Collected data

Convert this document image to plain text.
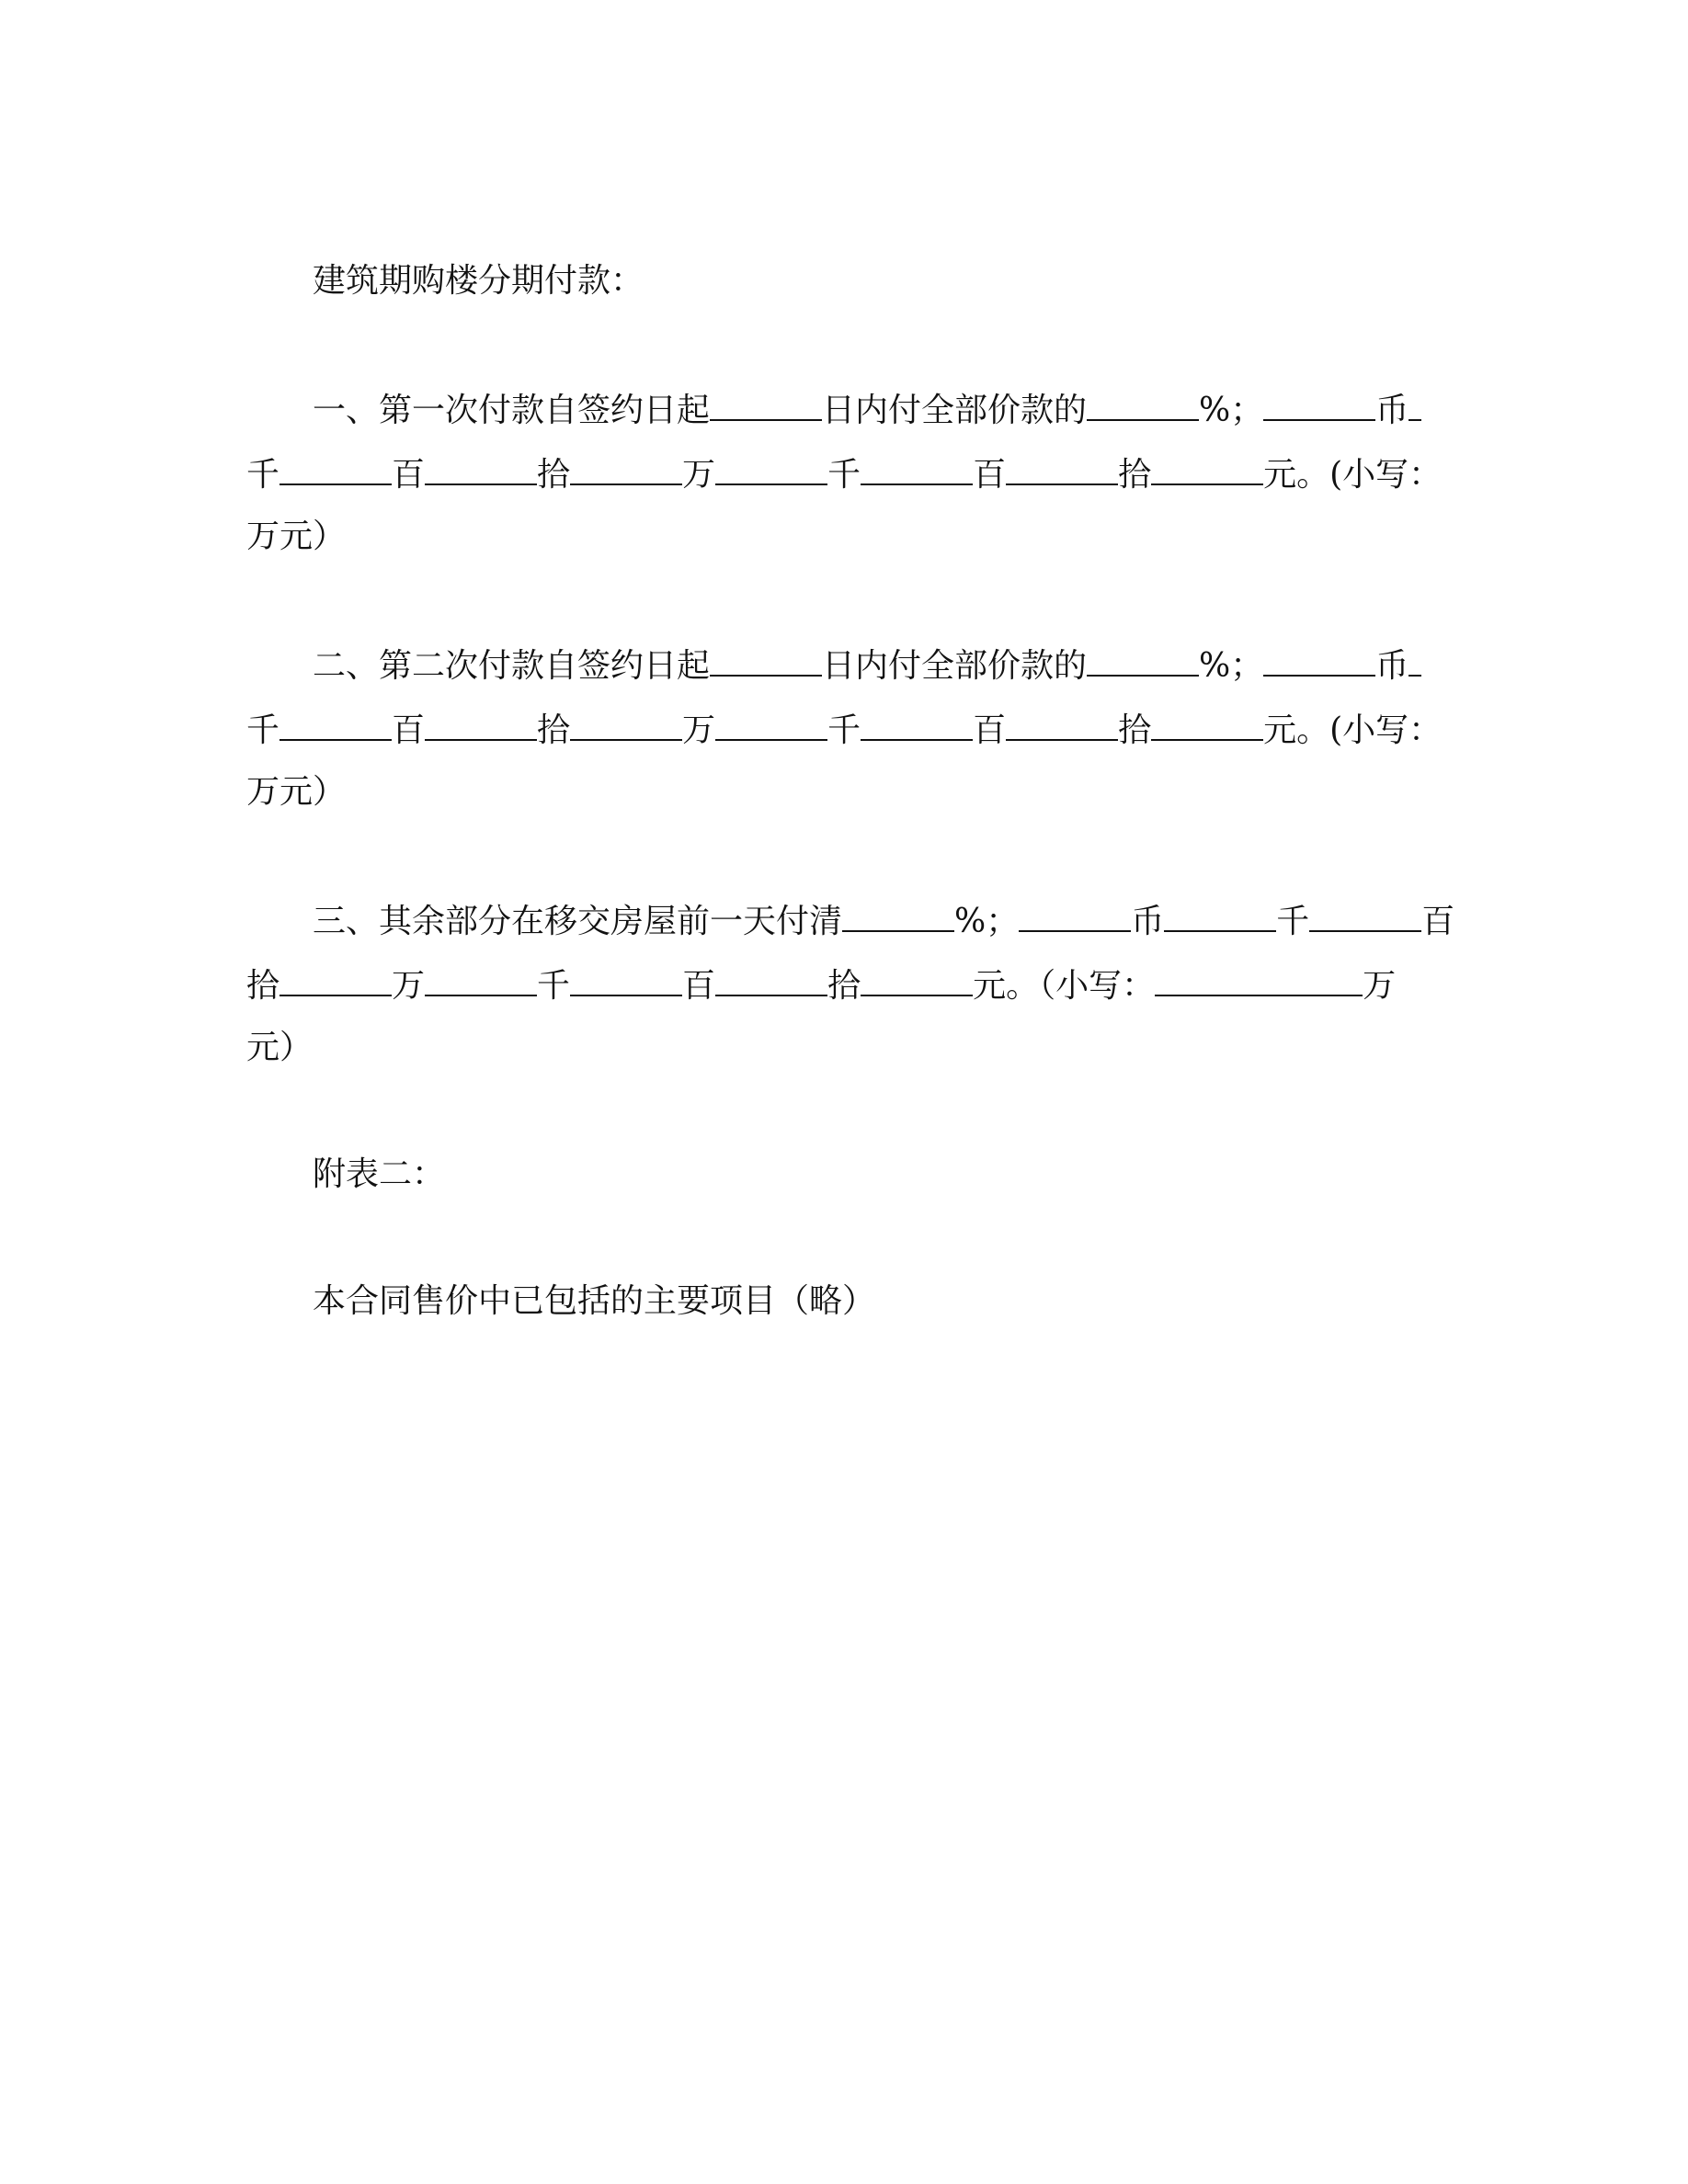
建筑期购楼分期付款：
一、第一次付款自签约日起	日内付全部价款的	%；	币
千	百	拾	万	千	百	拾	元。(小写：
万元）
二、第二次付款自签约日起	日内付全部价款的	%；	币
千	百	拾	万	千	百	拾	元。(小写：
万元）
三、其余部分在移交房屋前一天付清	%；	币	千	百
拾	万	千	百	拾	元。（小写：	万
元）
附表二：
本合同售价中已包括的主要项目（略）
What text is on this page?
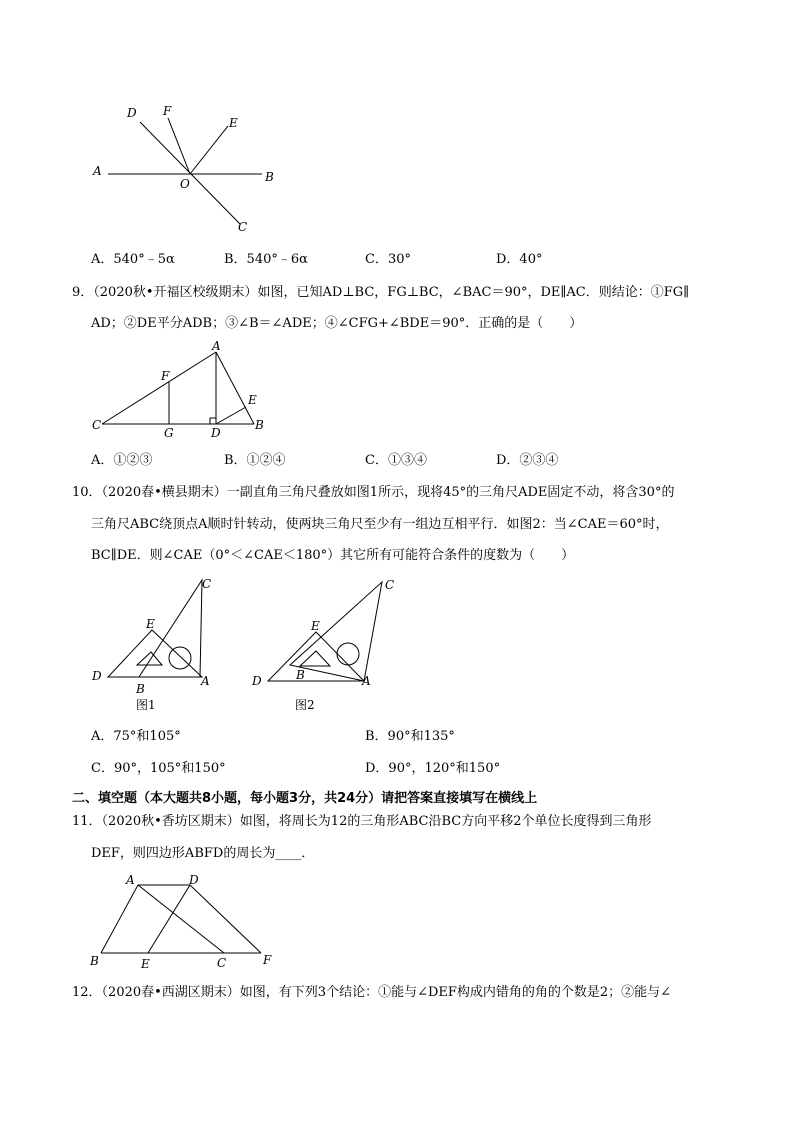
D F
E
A
O	B
C
A．540°﹣5α	B．540°﹣6α	C．30°	D．40°
9．（2020秋•开福区校级期末）如图，已知AD⊥BC，FG⊥BC，∠BAC＝90°，DE∥AC．则结论：①FG∥
AD；②DE平分ADB；③∠B＝∠ADE；④∠CFG+∠BDE＝90°．正确的是（　　）
A
F
E
C
G	D
B
A．①②③	B．①②④	C．①③④	D．②③④
10．（2020春•横县期末）一副直角三角尺叠放如图1所示，现将45°的三角尺ADE固定不动，将含30°的
三角尺ABC绕顶点A顺时针转动，使两块三角尺至少有一组边互相平行．如图2：当∠CAE＝60°时，
BC∥DE．则∠CAE（0°＜∠CAE＜180°）其它所有可能符合条件的度数为（　　）
C
E
D
B
A
图1
C
E
D	B	A
图2
A．75°和105°	B．90°和135°
C．90°，105°和150°	D．90°，120°和150°
二、填空题（本大题共8小题，每小题3分，共24分）请把答案直接填写在横线上
11．（2020秋•香坊区期末）如图，将周长为12的三角形ABC沿BC方向平移2个单位长度得到三角形
DEF，则四边形ABFD的周长为____．
A	D
B	E	C	F
12．（2020春•西湖区期末）如图，有下列3个结论：①能与∠DEF构成内错角的角的个数是2；②能与∠
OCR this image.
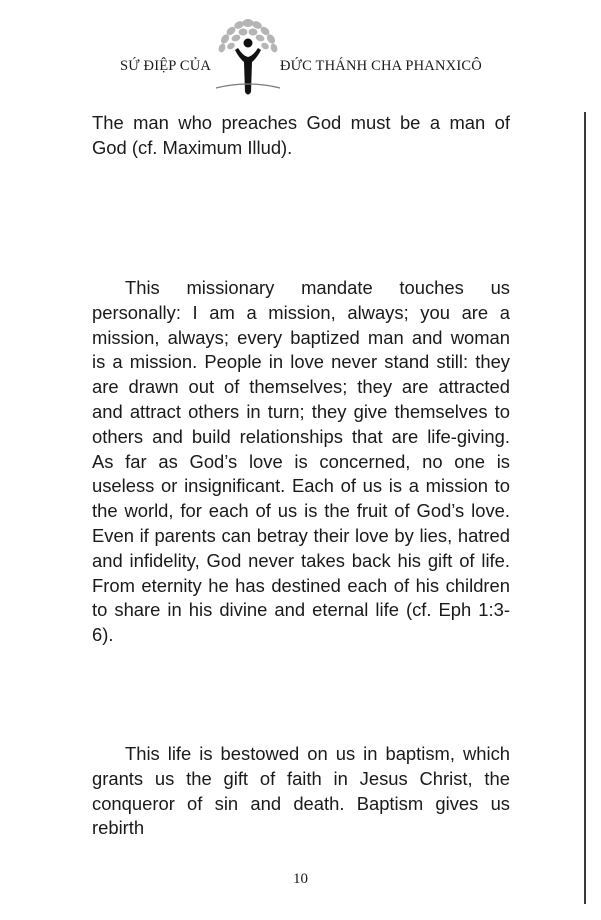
SỨ ĐIỆP CỦA	ĐỨC THÁNH CHA PHANXICÔ

The man who preaches God must be a man of God (cf. Maximum Illud).

This missionary mandate touches us personally: I am a mission, always; you are a mission, always; every baptized man and woman is a mission. People in love never stand still: they are drawn out of themselves; they are attracted and attract others in turn; they give themselves to others and build relationships that are life-giving. As far as God’s love is concerned, no one is useless or insignificant. Each of us is a mission to the world, for each of us is the fruit of God’s love. Even if parents can betray their love by lies, hatred and infidelity, God never takes back his gift of life. From eternity he has destined each of his children to share in his divine and eternal life (cf. Eph 1:3-6).

This life is bestowed on us in baptism, which grants us the gift of faith in Jesus Christ, the conqueror of sin and death. Baptism gives us rebirth

10
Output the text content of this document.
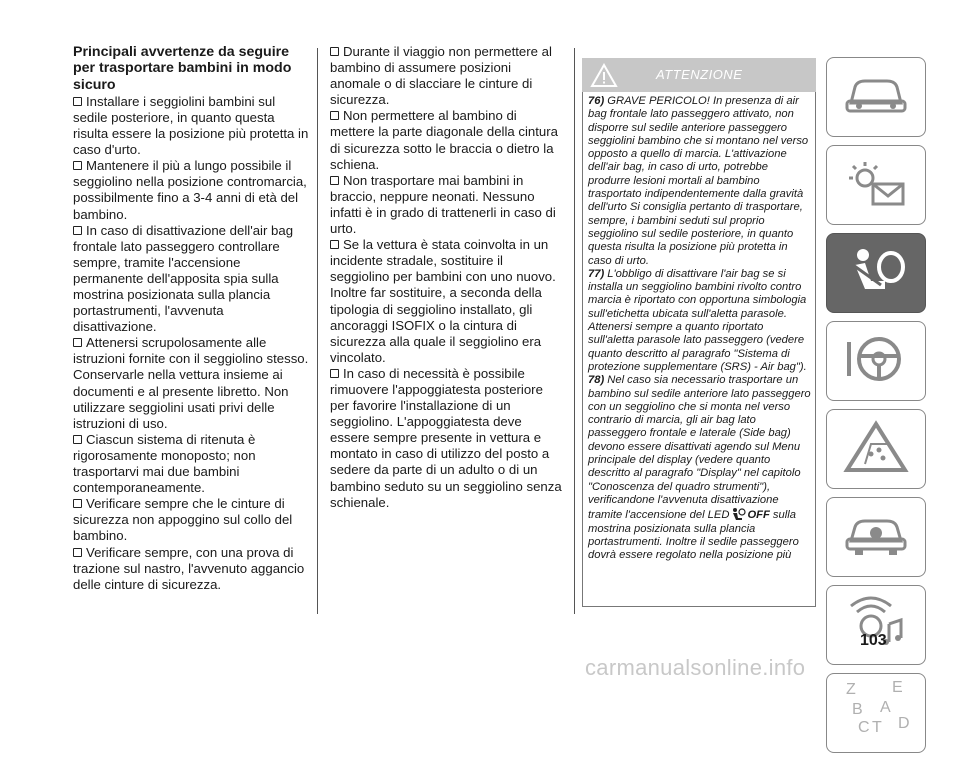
Principali avvertenze da seguire per trasportare bambini in modo sicuro

Installare i seggiolini bambini sul sedile posteriore, in quanto questa risulta essere la posizione più protetta in caso d'urto.

Mantenere il più a lungo possibile il seggiolino nella posizione contromarcia, possibilmente fino a 3-4 anni di età del bambino.

In caso di disattivazione dell'air bag frontale lato passeggero controllare sempre, tramite l'accensione permanente dell'apposita spia sulla mostrina posizionata sulla plancia portastrumenti, l'avvenuta disattivazione.

Attenersi scrupolosamente alle istruzioni fornite con il seggiolino stesso. Conservarle nella vettura insieme ai documenti e al presente libretto. Non utilizzare seggiolini usati privi delle istruzioni di uso.

Ciascun sistema di ritenuta è rigorosamente monoposto; non trasportarvi mai due bambini contemporaneamente.

Verificare sempre che le cinture di sicurezza non appoggino sul collo del bambino.

Verificare sempre, con una prova di trazione sul nastro, l'avvenuto aggancio delle cinture di sicurezza.

Durante il viaggio non permettere al bambino di assumere posizioni anomale o di slacciare le cinture di sicurezza.

Non permettere al bambino di mettere la parte diagonale della cintura di sicurezza sotto le braccia o dietro la schiena.

Non trasportare mai bambini in braccio, neppure neonati. Nessuno infatti è in grado di trattenerli in caso di urto.

Se la vettura è stata coinvolta in un incidente stradale, sostituire il seggiolino per bambini con uno nuovo. Inoltre far sostituire, a seconda della tipologia di seggiolino installato, gli ancoraggi ISOFIX o la cintura di sicurezza alla quale il seggiolino era vincolato.

In caso di necessità è possibile rimuovere l'appoggiatesta posteriore per favorire l'installazione di un seggiolino. L'appoggiatesta deve essere sempre presente in vettura e montato in caso di utilizzo del posto a sedere da parte di un adulto o di un bambino seduto su un seggiolino senza schienale.

ATTENZIONE

76) GRAVE PERICOLO! In presenza di air bag frontale lato passeggero attivato, non disporre sul sedile anteriore passeggero seggiolini bambino che si montano nel verso opposto a quello di marcia. L'attivazione dell'air bag, in caso di urto, potrebbe produrre lesioni mortali al bambino trasportato indipendentemente dalla gravità dell'urto Si consiglia pertanto di trasportare, sempre, i bambini seduti sul proprio seggiolino sul sedile posteriore, in quanto questa risulta la posizione più protetta in caso di urto.

77) L'obbligo di disattivare l'air bag se si installa un seggiolino bambini rivolto contro marcia è riportato con opportuna simbologia sull'etichetta ubicata sull'aletta parasole. Attenersi sempre a quanto riportato sull'aletta parasole lato passeggero (vedere quanto descritto al paragrafo "Sistema di protezione supplementare (SRS) - Air bag").

78) Nel caso sia necessario trasportare un bambino sul sedile anteriore lato passeggero con un seggiolino che si monta nel verso contrario di marcia, gli air bag lato passeggero frontale e laterale (Side bag) devono essere disattivati agendo sul Menu principale del display (vedere quanto descritto al paragrafo "Display" nel capitolo "Conoscenza del quadro strumenti"), verificandone l'avvenuta disattivazione tramite l'accensione del LED OFF sulla mostrina posizionata sulla plancia portastrumenti. Inoltre il sedile passeggero dovrà essere regolato nella posizione più

Z E
B A
C T D
103
carmanualsonline.info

TO BE DONE: Copy each line of the data that contains the word "Verificare".

COMPLETE OUTPUT:
Verificare sempre che le cinture di sicurezza non appoggino sul collo del bambino.
Verificare sempre, con una prova di trazione sul nastro, l'avvenuto aggancio delle cinture di sicurezza.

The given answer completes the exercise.